Task item: Go through the listing and return every line with "Valoarea" in it.
╔══
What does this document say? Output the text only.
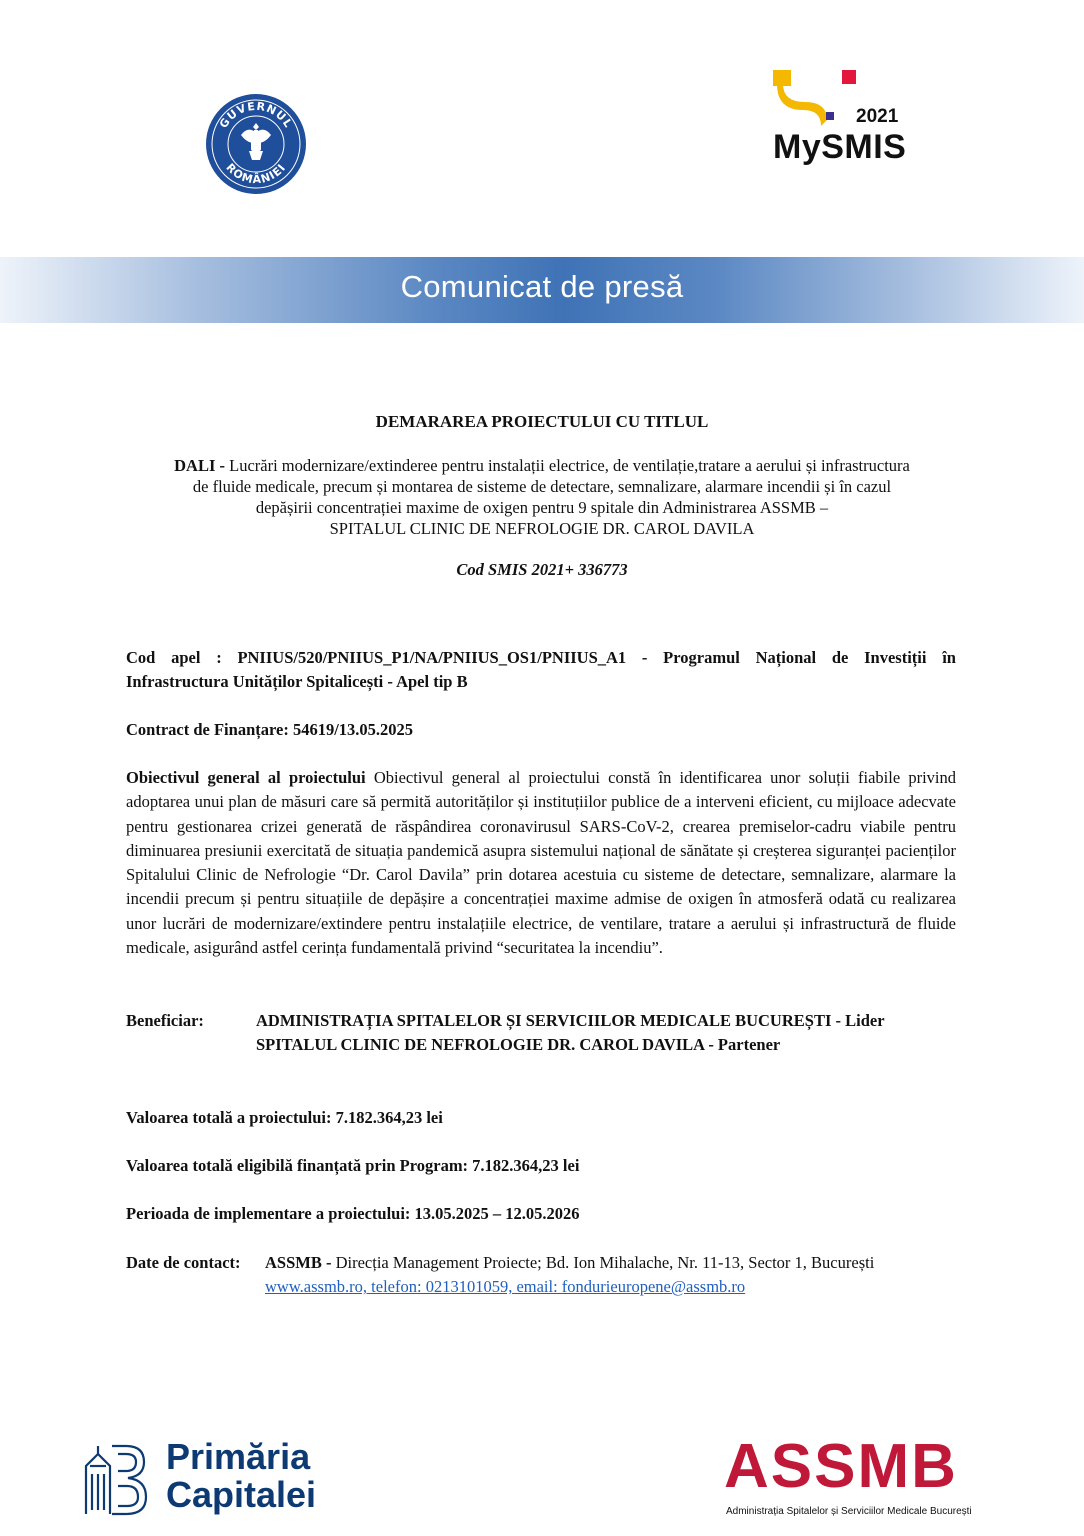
GUVERNUL
ROMÂNIEI
2021
MySMIS
Comunicat de presă
DEMARAREA PROIECTULUI CU TITLUL
DALI - Lucrări modernizare/extinderee pentru instalații electrice, de ventilație,tratare a aerului și infrastructura
de fluide medicale, precum și montarea de sisteme de detectare, semnalizare, alarmare incendii și în cazul
depășirii concentrației maxime de oxigen pentru 9 spitale din Administrarea ASSMB –
SPITALUL CLINIC DE NEFROLOGIE DR. CAROL DAVILA
Cod SMIS 2021+ 336773
Cod apel : PNIIUS/520/PNIIUS_P1/NA/PNIIUS_OS1/PNIIUS_A1 - Programul Național de Investiții în Infrastructura Unităților Spitalicești - Apel tip B
Contract de Finanțare: 54619/13.05.2025
Obiectivul general al proiectului Obiectivul general al proiectului constă în identificarea unor soluții fiabile privind adoptarea unui plan de măsuri care să permită autorităților și instituțiilor publice de a interveni eficient, cu mijloace adecvate pentru gestionarea crizei generată de răspândirea coronavirusul SARS-CoV-2, crearea premiselor-cadru viabile pentru diminuarea presiunii exercitată de situația pandemică asupra sistemului național de sănătate și creșterea siguranței pacienților Spitalului Clinic de Nefrologie “Dr. Carol Davila” prin dotarea acestuia cu sisteme de detectare, semnalizare, alarmare la incendii precum și pentru situațiile de depășire a concentrației maxime admise de oxigen în atmosferă odată cu realizarea unor lucrări de modernizare/extindere pentru instalațiile electrice, de ventilare, tratare a aerului și infrastructură de fluide medicale, asigurând astfel cerința fundamentală privind “securitatea la incendiu”.
Beneficiar:	ADMINISTRAȚIA SPITALELOR ȘI SERVICIILOR MEDICALE BUCUREȘTI - Lider
SPITALUL CLINIC DE NEFROLOGIE DR. CAROL DAVILA - Partener
Valoarea totală a proiectului: 7.182.364,23 lei
Valoarea totală eligibilă finanțată prin Program: 7.182.364,23 lei
Perioada de implementare a proiectului: 13.05.2025 – 12.05.2026
Date de contact: ASSMB - Direcția Management Proiecte; Bd. Ion Mihalache, Nr. 11-13, Sector 1, București
www.assmb.ro, telefon: 0213101059, email: fondurieuropene@assmb.ro
Primăria
Capitalei	ASSMB
Administrația Spitalelor și Serviciilor Medicale București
╚══
Response to the exercise:
Valoarea totală a proiectului: 7.182.364,23 lei
Valoarea totală eligibilă finanțată prin Program: 7.182.364,23 lei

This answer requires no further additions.